### WORK TO COMPLETE
Write out the data below exactly as given, without any of its pictures.

Records from a collection:
□ □ □

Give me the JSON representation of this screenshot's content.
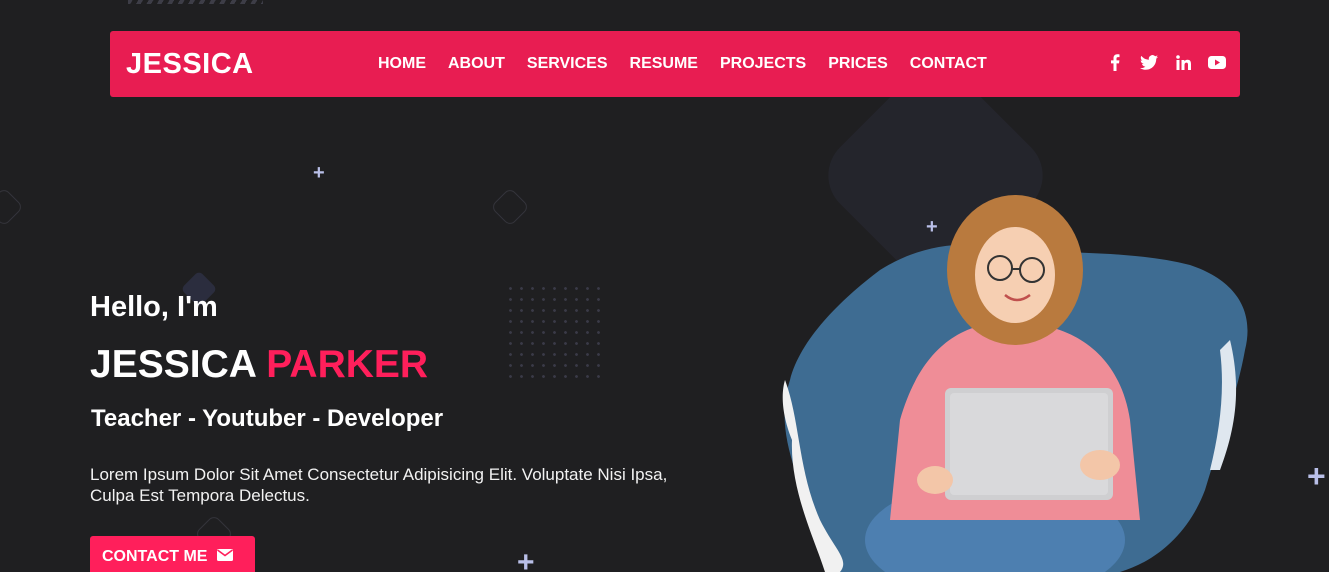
{
  "brand": {
    "logo": "JESSICA"
  },
  "nav": {
    "links": [
      {
        "label": "HOME"
      },
      {
        "label": "ABOUT"
      },
      {
        "label": "SERVICES"
      },
      {
        "label": "RESUME"
      },
      {
        "label": "PROJECTS"
      },
      {
        "label": "PRICES"
      },
      {
        "label": "CONTACT"
      }
    ]
  },
  "social": [
    {
      "icon": "facebook-icon"
    },
    {
      "icon": "twitter-icon"
    },
    {
      "icon": "linkedin-icon"
    },
    {
      "icon": "youtube-icon"
    }
  ],
  "hero": {
    "greeting": "Hello, I'm",
    "first_name": "JESSICA",
    "last_name": "PARKER",
    "roles": "Teacher - Youtuber - Developer",
    "intro": "Lorem Ipsum Dolor Sit Amet Consectetur Adipisicing Elit. Voluptate Nisi Ipsa, Culpa Est Tempora Delectus.",
    "cta_label": "CONTACT ME",
    "cta_icon": "envelope-icon"
  },
  "colors": {
    "background": "#1f1f21",
    "accent": "#e81d52",
    "accent_text": "#ff1f5b",
    "paint_splash": "#3e6c92"
  }
}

□ □ □

### RESULT OF THE EXERCISE
Give me the JSON representation of this screenshot's content.
{
  "brand": {
    "logo": "JESSICA"
  },
  "nav": {
    "links": [
      {
        "label": "HOME"
      },
      {
        "label": "ABOUT"
      },
      {
        "label": "SERVICES"
      },
      {
        "label": "RESUME"
      },
      {
        "label": "PROJECTS"
      },
      {
        "label": "PRICES"
      },
      {
        "label": "CONTACT"
      }
    ]
  },
  "social": [
    {
      "icon": "facebook-icon"
    },
    {
      "icon": "twitter-icon"
    },
    {
      "icon": "linkedin-icon"
    },
    {
      "icon": "youtube-icon"
    }
  ],
  "hero": {
    "greeting": "Hello, I'm",
    "first_name": "JESSICA",
    "last_name": "PARKER",
    "roles": "Teacher - Youtuber - Developer",
    "intro": "Lorem Ipsum Dolor Sit Amet Consectetur Adipisicing Elit. Voluptate Nisi Ipsa, Culpa Est Tempora Delectus.",
    "cta_label": "CONTACT ME",
    "cta_icon": "envelope-icon"
  },
  "colors": {
    "background": "#1f1f21",
    "accent": "#e81d52",
    "accent_text": "#ff1f5b",
    "paint_splash": "#3e6c92"
  }
}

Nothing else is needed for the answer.